§ **Dataset records**
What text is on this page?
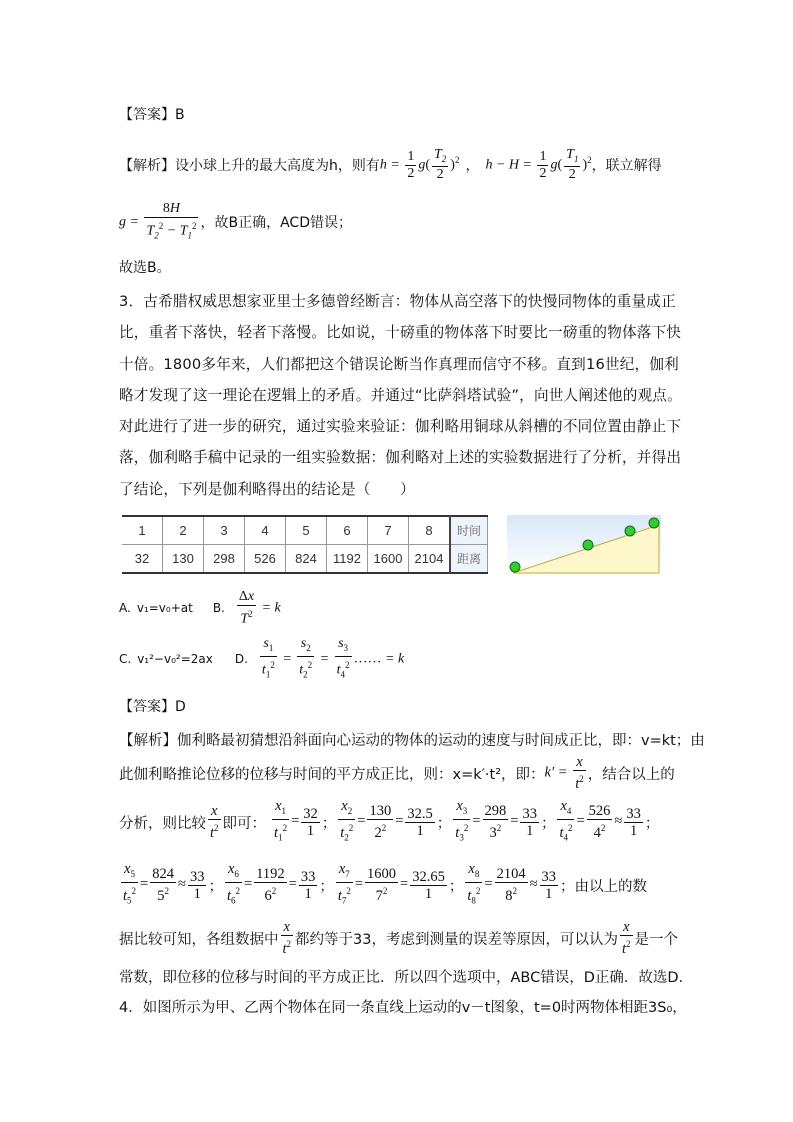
【答案】B
【解析】 设小球上升的最大高度为h，则有 $h = \frac{1}{2} g( \frac{T_2}{2} )^2$ ， $h - H = \frac{1}{2} g( \frac{T_1}{2} )^2$ ，联立解得
$g = \frac{8H}{T_2^2 - T_1^2}$ ，故B正确，ACD错误；
故选B。
3．古希腊权威思想家亚里士多德曾经断言：物体从高空落下的快慢同物体的重量成正比，重者下落快，轻者下落慢。比如说，十磅重的物体落下时要比一磅重的物体落下快十倍。1800多年来，人们都把这个错误论断当作真理而信守不移。直到16世纪，伽利略才发现了这一理论在逻辑上的矛盾。并通过“比萨斜塔试验”，向世人阐述他的观点。对此进行了进一步的研究，通过实验来验证：伽利略用铜球从斜槽的不同位置由静止下落，伽利略手稿中记录的一组实验数据：伽利略对上述的实验数据进行了分析，并得出了结论，下列是伽利略得出的结论是（　　）
1	2	3	4	5	6	7	8	时间
32	130	298	526	824	1192	1600	2104	距离
A. v₁=v₀+at B. $\frac{\Delta x}{T^2} = k$
C. v₁²−v₀²=2ax D. $\frac{s_1}{t_1^2} = \frac{s_2}{t_2^2} = \frac{s_3}{t_4^2}$ …… = k
【答案】D
【解析】伽利略最初猜想沿斜面向心运动的物体的运动的速度与时间成正比，即：v=kt；由
此伽利略推论位移的位移与时间的平方成正比，则：x=k′·t²，即： $k' = \frac{x}{t^2}$ ，结合以上的
分析，则比较 $\frac{x}{t^2}$ 即可： $\frac{x_1}{t_1^2} = \frac{32}{1}$ ； $\frac{x_2}{t_2^2} = \frac{130}{2^2} = \frac{32.5}{1}$ ； $\frac{x_3}{t_3^2} = \frac{298}{3^2} = \frac{33}{1}$ ； $\frac{x_4}{t_4^2} = \frac{526}{4^2} \approx \frac{33}{1}$ ；
$\frac{x_5}{t_5^2} = \frac{824}{5^2} \approx \frac{33}{1}$ ； $\frac{x_6}{t_6^2} = \frac{1192}{6^2} = \frac{33}{1}$ ； $\frac{x_7}{t_7^2} = \frac{1600}{7^2} = \frac{32.65}{1}$ ； $\frac{x_8}{t_8^2} = \frac{2104}{8^2} \approx \frac{33}{1}$ ；由以上的数
据比较可知，各组数据中 $\frac{x}{t^2}$ 都约等于33，考虑到测量的误差等原因，可以认为 $\frac{x}{t^2}$ 是一个
常数，即位移的位移与时间的平方成正比．所以四个选项中，ABC错误，D正确．故选D．
4．如图所示为甲、乙两个物体在同一条直线上运动的v－t图象，t=0时两物体相距3S₀，
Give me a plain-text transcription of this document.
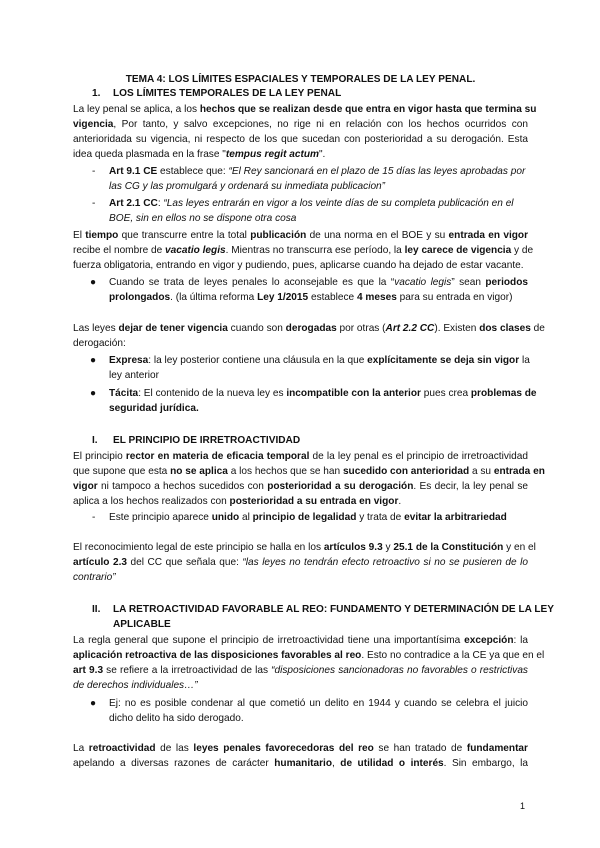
TEMA 4: LOS LÍMITES ESPACIALES Y TEMPORALES DE LA LEY PENAL.
1. LOS LÍMITES TEMPORALES DE LA LEY PENAL
La ley penal se aplica, a los hechos que se realizan desde que entra en vigor hasta que termina su
vigencia, Por tanto, y salvo excepciones, no rige ni en relación con los hechos ocurridos con
anterioridada su vigencia, ni respecto de los que sucedan con posterioridad a su derogación. Esta
idea queda plasmada en la frase "tempus regit actum".
- Art 9.1 CE establece que: “El Rey sancionará en el plazo de 15 días las leyes aprobadas por
las CG y las promulgará y ordenará su inmediata publicacion”
- Art 2.1 CC: “Las leyes entrarán en vigor a los veinte días de su completa publicación en el
BOE, sin en ellos no se dispone otra cosa
El tiempo que transcurre entre la total publicación de una norma en el BOE y su entrada en vigor
recibe el nombre de vacatio legis. Mientras no transcurra ese período, la ley carece de vigencia y de
fuerza obligatoria, entrando en vigor y pudiendo, pues, aplicarse cuando ha dejado de estar vacante.
● Cuando se trata de leyes penales lo aconsejable es que la “vacatio legis” sean periodos
prolongados. (la última reforma Ley 1/2015 establece 4 meses para su entrada en vigor)
Las leyes dejar de tener vigencia cuando son derogadas por otras (Art 2.2 CC). Existen dos clases de
derogación:
● Expresa: la ley posterior contiene una cláusula en la que explícitamente se deja sin vigor la
ley anterior
● Tácita: El contenido de la nueva ley es incompatible con la anterior pues crea problemas de
seguridad jurídica.
I. EL PRINCIPIO DE IRRETROACTIVIDAD
El principio rector en materia de eficacia temporal de la ley penal es el principio de irretroactividad
que supone que esta no se aplica a los hechos que se han sucedido con anterioridad a su entrada en
vigor ni tampoco a hechos sucedidos con posterioridad a su derogación. Es decir, la ley penal se
aplica a los hechos realizados con posterioridad a su entrada en vigor.
- Este principio aparece unido al principio de legalidad y trata de evitar la arbitrariedad
El reconocimiento legal de este principio se halla en los artículos 9.3 y 25.1 de la Constitución y en el
artículo 2.3 del CC que señala que: “las leyes no tendrán efecto retroactivo si no se pusieren de lo
contrario”
II. LA RETROACTIVIDAD FAVORABLE AL REO: FUNDAMENTO Y DETERMINACIÓN DE LA LEY
APLICABLE
La regla general que supone el principio de irretroactividad tiene una importantísima excepción: la
aplicación retroactiva de las disposiciones favorables al reo. Esto no contradice a la CE ya que en el
art 9.3 se refiere a la irretroactividad de las “disposiciones sancionadoras no favorables o restrictivas
de derechos individuales…”
● Ej: no es posible condenar al que cometió un delito en 1944 y cuando se celebra el juicio
dicho delito ha sido derogado.
La retroactividad de las leyes penales favorecedoras del reo se han tratado de fundamentar
apelando a diversas razones de carácter humanitario, de utilidad o interés. Sin embargo, la
1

§ **EXERCISE REQUIREMENTS**
Write out the listing above again, exactly, but with no pictures in the copy.

§ **EXPECTED ANSWER**
What text is on this page?
【答案】B
【解析】 设小球上升的最大高度为h，则有 $h = \frac{1}{2} g( \frac{T_2}{2} )^2$ ， $h - H = \frac{1}{2} g( \frac{T_1}{2} )^2$ ，联立解得
$g = \frac{8H}{T_2^2 - T_1^2}$ ，故B正确，ACD错误；
故选B。
3．古希腊权威思想家亚里士多德曾经断言：物体从高空落下的快慢同物体的重量成正比，重者下落快，轻者下落慢。比如说，十磅重的物体落下时要比一磅重的物体落下快十倍。1800多年来，人们都把这个错误论断当作真理而信守不移。直到16世纪，伽利略才发现了这一理论在逻辑上的矛盾。并通过“比萨斜塔试验”，向世人阐述他的观点。对此进行了进一步的研究，通过实验来验证：伽利略用铜球从斜槽的不同位置由静止下落，伽利略手稿中记录的一组实验数据：伽利略对上述的实验数据进行了分析，并得出了结论，下列是伽利略得出的结论是（　　）
1	2	3	4	5	6	7	8	时间
32	130	298	526	824	1192	1600	2104	距离
A. v₁=v₀+at B. $\frac{\Delta x}{T^2} = k$
C. v₁²−v₀²=2ax D. $\frac{s_1}{t_1^2} = \frac{s_2}{t_2^2} = \frac{s_3}{t_4^2}$ …… = k
【答案】D
【解析】伽利略最初猜想沿斜面向心运动的物体的运动的速度与时间成正比，即：v=kt；由
此伽利略推论位移的位移与时间的平方成正比，则：x=k′·t²，即： $k' = \frac{x}{t^2}$ ，结合以上的
分析，则比较 $\frac{x}{t^2}$ 即可： $\frac{x_1}{t_1^2} = \frac{32}{1}$ ； $\frac{x_2}{t_2^2} = \frac{130}{2^2} = \frac{32.5}{1}$ ； $\frac{x_3}{t_3^2} = \frac{298}{3^2} = \frac{33}{1}$ ； $\frac{x_4}{t_4^2} = \frac{526}{4^2} \approx \frac{33}{1}$ ；
$\frac{x_5}{t_5^2} = \frac{824}{5^2} \approx \frac{33}{1}$ ； $\frac{x_6}{t_6^2} = \frac{1192}{6^2} = \frac{33}{1}$ ； $\frac{x_7}{t_7^2} = \frac{1600}{7^2} = \frac{32.65}{1}$ ； $\frac{x_8}{t_8^2} = \frac{2104}{8^2} \approx \frac{33}{1}$ ；由以上的数
据比较可知，各组数据中 $\frac{x}{t^2}$ 都约等于33，考虑到测量的误差等原因，可以认为 $\frac{x}{t^2}$ 是一个
常数，即位移的位移与时间的平方成正比．所以四个选项中，ABC错误，D正确．故选D．
4．如图所示为甲、乙两个物体在同一条直线上运动的v－t图象，t=0时两物体相距3S₀，
Give me a plain-text transcription of this document.
TEMA 4: LOS LÍMITES ESPACIALES Y TEMPORALES DE LA LEY PENAL.
1. LOS LÍMITES TEMPORALES DE LA LEY PENAL
La ley penal se aplica, a los hechos que se realizan desde que entra en vigor hasta que termina su
vigencia, Por tanto, y salvo excepciones, no rige ni en relación con los hechos ocurridos con
anterioridada su vigencia, ni respecto de los que sucedan con posterioridad a su derogación. Esta
idea queda plasmada en la frase "tempus regit actum".
- Art 9.1 CE establece que: “El Rey sancionará en el plazo de 15 días las leyes aprobadas por
las CG y las promulgará y ordenará su inmediata publicacion”
- Art 2.1 CC: “Las leyes entrarán en vigor a los veinte días de su completa publicación en el
BOE, sin en ellos no se dispone otra cosa
El tiempo que transcurre entre la total publicación de una norma en el BOE y su entrada en vigor
recibe el nombre de vacatio legis. Mientras no transcurra ese período, la ley carece de vigencia y de
fuerza obligatoria, entrando en vigor y pudiendo, pues, aplicarse cuando ha dejado de estar vacante.
● Cuando se trata de leyes penales lo aconsejable es que la “vacatio legis” sean periodos
prolongados. (la última reforma Ley 1/2015 establece 4 meses para su entrada en vigor)
Las leyes dejar de tener vigencia cuando son derogadas por otras (Art 2.2 CC). Existen dos clases de
derogación:
● Expresa: la ley posterior contiene una cláusula en la que explícitamente se deja sin vigor la
ley anterior
● Tácita: El contenido de la nueva ley es incompatible con la anterior pues crea problemas de
seguridad jurídica.
I. EL PRINCIPIO DE IRRETROACTIVIDAD
El principio rector en materia de eficacia temporal de la ley penal es el principio de irretroactividad
que supone que esta no se aplica a los hechos que se han sucedido con anterioridad a su entrada en
vigor ni tampoco a hechos sucedidos con posterioridad a su derogación. Es decir, la ley penal se
aplica a los hechos realizados con posterioridad a su entrada en vigor.
- Este principio aparece unido al principio de legalidad y trata de evitar la arbitrariedad
El reconocimiento legal de este principio se halla en los artículos 9.3 y 25.1 de la Constitución y en el
artículo 2.3 del CC que señala que: “las leyes no tendrán efecto retroactivo si no se pusieren de lo
contrario”
II. LA RETROACTIVIDAD FAVORABLE AL REO: FUNDAMENTO Y DETERMINACIÓN DE LA LEY
APLICABLE
La regla general que supone el principio de irretroactividad tiene una importantísima excepción: la
aplicación retroactiva de las disposiciones favorables al reo. Esto no contradice a la CE ya que en el
art 9.3 se refiere a la irretroactividad de las “disposiciones sancionadoras no favorables o restrictivas
de derechos individuales…”
● Ej: no es posible condenar al que cometió un delito en 1944 y cuando se celebra el juicio
dicho delito ha sido derogado.
La retroactividad de las leyes penales favorecedoras del reo se han tratado de fundamentar
apelando a diversas razones de carácter humanitario, de utilidad o interés. Sin embargo, la
1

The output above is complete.